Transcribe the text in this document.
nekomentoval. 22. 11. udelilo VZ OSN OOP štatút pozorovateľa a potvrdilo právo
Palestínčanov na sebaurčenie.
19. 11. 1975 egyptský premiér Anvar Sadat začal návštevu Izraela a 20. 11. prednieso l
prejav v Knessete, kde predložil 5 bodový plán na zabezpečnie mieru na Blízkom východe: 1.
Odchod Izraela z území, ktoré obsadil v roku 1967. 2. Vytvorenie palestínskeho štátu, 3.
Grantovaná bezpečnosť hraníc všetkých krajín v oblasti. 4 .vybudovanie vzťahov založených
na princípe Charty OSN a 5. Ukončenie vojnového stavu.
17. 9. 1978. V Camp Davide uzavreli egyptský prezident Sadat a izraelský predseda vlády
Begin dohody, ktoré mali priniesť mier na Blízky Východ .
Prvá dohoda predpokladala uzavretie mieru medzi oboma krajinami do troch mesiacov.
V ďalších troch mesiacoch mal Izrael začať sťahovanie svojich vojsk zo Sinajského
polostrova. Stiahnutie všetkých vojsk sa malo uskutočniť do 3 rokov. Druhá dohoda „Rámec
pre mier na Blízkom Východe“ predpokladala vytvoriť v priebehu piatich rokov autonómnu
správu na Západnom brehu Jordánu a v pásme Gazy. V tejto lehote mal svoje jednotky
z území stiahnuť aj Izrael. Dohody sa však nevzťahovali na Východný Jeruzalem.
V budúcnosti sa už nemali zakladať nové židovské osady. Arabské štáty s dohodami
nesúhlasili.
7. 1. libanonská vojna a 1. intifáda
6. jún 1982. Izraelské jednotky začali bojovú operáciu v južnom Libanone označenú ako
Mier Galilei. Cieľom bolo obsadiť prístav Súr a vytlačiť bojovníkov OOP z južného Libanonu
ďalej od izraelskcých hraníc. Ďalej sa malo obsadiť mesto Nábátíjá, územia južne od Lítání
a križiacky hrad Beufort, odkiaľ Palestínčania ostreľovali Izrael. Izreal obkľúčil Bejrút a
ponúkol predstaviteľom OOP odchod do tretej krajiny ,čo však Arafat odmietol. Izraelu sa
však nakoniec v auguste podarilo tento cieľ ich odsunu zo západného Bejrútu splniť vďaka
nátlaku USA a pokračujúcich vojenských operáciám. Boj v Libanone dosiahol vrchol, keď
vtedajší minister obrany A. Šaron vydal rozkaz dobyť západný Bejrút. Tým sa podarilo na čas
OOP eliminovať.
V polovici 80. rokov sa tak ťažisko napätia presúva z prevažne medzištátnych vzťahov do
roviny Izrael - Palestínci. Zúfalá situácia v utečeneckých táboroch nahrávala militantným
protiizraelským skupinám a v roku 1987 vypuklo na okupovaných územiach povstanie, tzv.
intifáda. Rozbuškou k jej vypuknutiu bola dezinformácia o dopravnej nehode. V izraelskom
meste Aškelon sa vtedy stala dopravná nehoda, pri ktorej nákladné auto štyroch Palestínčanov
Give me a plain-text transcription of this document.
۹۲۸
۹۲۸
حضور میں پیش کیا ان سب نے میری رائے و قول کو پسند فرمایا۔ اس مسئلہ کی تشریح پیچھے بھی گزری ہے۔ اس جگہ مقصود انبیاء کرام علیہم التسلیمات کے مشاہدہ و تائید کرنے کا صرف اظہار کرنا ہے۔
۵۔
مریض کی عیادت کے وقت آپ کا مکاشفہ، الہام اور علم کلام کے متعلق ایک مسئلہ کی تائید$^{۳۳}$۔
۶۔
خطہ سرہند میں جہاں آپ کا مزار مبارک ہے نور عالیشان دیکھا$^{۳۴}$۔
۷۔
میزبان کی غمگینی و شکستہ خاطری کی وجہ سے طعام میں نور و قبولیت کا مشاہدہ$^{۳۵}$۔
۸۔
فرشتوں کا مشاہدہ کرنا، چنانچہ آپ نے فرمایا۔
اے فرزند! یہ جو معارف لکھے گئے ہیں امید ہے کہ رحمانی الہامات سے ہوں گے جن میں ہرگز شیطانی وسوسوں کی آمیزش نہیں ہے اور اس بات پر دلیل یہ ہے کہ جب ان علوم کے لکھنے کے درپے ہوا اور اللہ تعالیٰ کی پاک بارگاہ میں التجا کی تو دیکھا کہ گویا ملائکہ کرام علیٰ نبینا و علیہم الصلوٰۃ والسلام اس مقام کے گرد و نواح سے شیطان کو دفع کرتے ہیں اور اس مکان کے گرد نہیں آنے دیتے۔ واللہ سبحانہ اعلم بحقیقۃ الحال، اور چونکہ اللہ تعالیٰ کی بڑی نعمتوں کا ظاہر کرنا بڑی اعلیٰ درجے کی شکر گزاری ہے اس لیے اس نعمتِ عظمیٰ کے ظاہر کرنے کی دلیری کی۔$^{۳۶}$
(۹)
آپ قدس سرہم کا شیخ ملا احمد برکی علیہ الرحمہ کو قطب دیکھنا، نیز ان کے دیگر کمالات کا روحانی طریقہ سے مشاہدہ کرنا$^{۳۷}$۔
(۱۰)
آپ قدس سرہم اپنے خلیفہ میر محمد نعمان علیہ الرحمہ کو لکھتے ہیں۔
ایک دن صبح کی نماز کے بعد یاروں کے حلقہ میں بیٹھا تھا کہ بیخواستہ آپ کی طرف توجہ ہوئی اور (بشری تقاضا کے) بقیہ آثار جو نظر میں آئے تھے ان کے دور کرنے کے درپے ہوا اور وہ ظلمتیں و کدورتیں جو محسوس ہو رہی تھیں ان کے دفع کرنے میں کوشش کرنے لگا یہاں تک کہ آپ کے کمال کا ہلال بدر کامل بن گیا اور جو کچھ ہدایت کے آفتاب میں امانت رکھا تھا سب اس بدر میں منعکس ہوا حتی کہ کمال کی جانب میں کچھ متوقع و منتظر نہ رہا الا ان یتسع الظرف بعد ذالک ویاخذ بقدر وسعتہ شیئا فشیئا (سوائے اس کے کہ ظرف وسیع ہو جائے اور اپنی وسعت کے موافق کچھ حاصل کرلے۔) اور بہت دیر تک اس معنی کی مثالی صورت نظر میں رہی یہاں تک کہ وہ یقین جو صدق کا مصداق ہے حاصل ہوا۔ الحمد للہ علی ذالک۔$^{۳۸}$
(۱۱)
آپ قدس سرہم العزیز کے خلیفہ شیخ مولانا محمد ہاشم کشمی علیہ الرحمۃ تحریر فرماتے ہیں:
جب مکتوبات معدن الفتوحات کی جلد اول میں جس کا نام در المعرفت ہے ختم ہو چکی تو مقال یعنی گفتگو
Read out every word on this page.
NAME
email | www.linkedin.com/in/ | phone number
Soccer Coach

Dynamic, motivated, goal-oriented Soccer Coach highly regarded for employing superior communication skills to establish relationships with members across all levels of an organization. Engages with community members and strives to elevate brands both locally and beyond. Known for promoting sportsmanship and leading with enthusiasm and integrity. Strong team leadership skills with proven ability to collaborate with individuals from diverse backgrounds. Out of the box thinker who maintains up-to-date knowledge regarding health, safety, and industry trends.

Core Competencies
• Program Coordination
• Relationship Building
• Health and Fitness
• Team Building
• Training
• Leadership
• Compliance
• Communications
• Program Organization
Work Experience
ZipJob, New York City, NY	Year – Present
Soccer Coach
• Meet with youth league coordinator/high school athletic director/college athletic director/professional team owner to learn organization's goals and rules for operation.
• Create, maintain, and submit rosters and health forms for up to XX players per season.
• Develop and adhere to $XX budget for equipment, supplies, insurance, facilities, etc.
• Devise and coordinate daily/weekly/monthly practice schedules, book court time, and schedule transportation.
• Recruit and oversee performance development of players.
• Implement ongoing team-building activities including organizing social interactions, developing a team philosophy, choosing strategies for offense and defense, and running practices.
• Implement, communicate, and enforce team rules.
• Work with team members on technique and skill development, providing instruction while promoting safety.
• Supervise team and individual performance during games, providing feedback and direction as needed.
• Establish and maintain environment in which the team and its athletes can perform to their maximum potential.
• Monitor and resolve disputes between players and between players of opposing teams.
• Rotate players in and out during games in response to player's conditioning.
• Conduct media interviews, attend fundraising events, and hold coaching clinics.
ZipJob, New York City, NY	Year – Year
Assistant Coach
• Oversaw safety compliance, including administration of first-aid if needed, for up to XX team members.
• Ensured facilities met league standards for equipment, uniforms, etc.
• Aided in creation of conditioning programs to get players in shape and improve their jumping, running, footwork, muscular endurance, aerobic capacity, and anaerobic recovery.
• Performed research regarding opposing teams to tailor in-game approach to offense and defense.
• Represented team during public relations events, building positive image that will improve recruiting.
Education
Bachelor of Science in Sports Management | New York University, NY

********

EXERCISE INSTRUCTIONS: Show each line of the data that contains the string "intifáda".

WORKED ANSWER:
7. 1. libanonská vojna a 1. intifáda
intifáda. Rozbuškou k jej vypuknutiu bola dezinformácia o dopravnej nehode. V izraelskom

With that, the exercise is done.